Reproduce every record below exactly as written, but leave out any pictures.
--- start of DATA FOR THE TASK ---
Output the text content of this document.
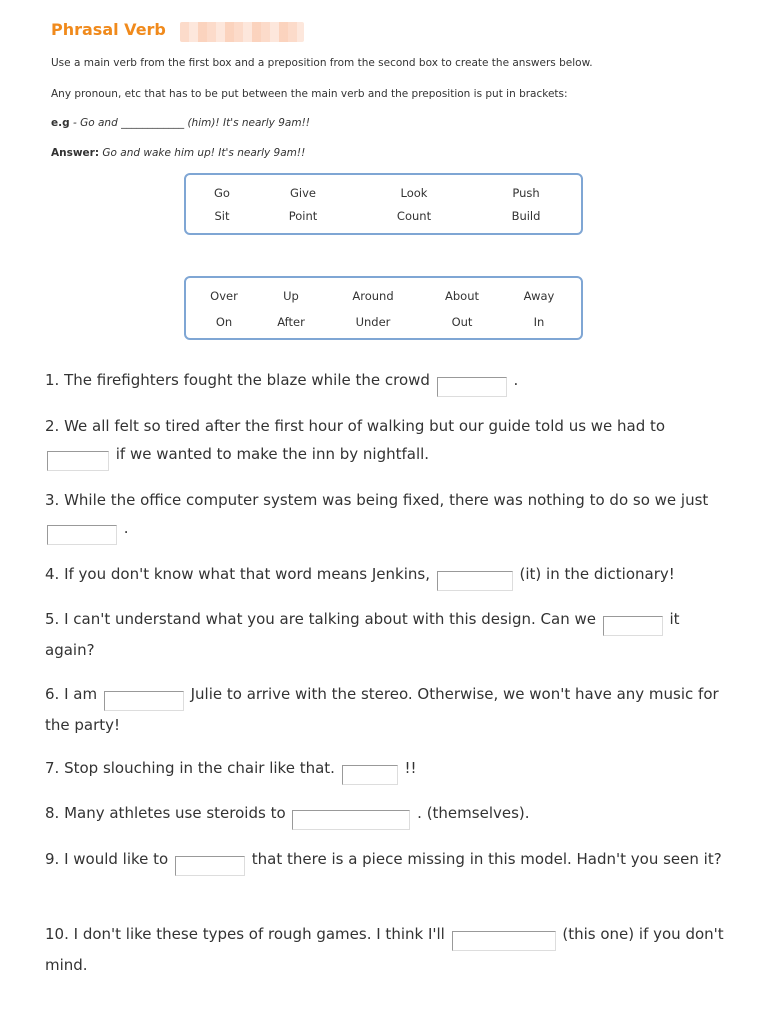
Phrasal Verb
Use a main verb from the first box and a preposition from the second box to create the answers below.
Any pronoun, etc that has to be put between the main verb and the preposition is put in brackets:
e.g - Go and ____________ (him)! It's nearly 9am!!
Answer: Go and wake him up! It's nearly 9am!!
Go	Give	Look	Push
Sit	Point	Count	Build
Over	Up	Around	About	Away
On	After	Under	Out	In
1. The firefighters fought the blaze while the crowd	.
2. We all felt so tired after the first hour of walking but our guide told us we had to  if we wanted to make the inn by nightfall.
3. While the office computer system was being fixed, there was nothing to do so we just  .
4. If you don't know what that word means Jenkins,	(it) in the dictionary!
5. I can't understand what you are talking about with this design. Can we	it again?
6. I am	Julie to arrive with the stereo. Otherwise, we won't have any music for the party!
7. Stop slouching in the chair like that.	!!
8. Many athletes use steroids to	. (themselves).
9. I would like to	that there is a piece missing in this model. Hadn't you seen it?
10. I don't like these types of rough games. I think I'll	(this one) if you don't mind.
--- end of DATA FOR THE TASK ---
### RESULT
Output the text content of this document.
Phrasal Verb
Use a main verb from the first box and a preposition from the second box to create the answers below.
Any pronoun, etc that has to be put between the main verb and the preposition is put in brackets:
e.g - Go and ____________ (him)! It's nearly 9am!!
Answer: Go and wake him up! It's nearly 9am!!
Go	Give	Look	Push
Sit	Point	Count	Build
Over	Up	Around	About	Away
On	After	Under	Out	In
1. The firefighters fought the blaze while the crowd	.
2. We all felt so tired after the first hour of walking but our guide told us we had to  if we wanted to make the inn by nightfall.
3. While the office computer system was being fixed, there was nothing to do so we just  .
4. If you don't know what that word means Jenkins,	(it) in the dictionary!
5. I can't understand what you are talking about with this design. Can we	it again?
6. I am	Julie to arrive with the stereo. Otherwise, we won't have any music for the party!
7. Stop slouching in the chair like that.	!!
8. Many athletes use steroids to	. (themselves).
9. I would like to	that there is a piece missing in this model. Hadn't you seen it?
10. I don't like these types of rough games. I think I'll	(this one) if you don't mind.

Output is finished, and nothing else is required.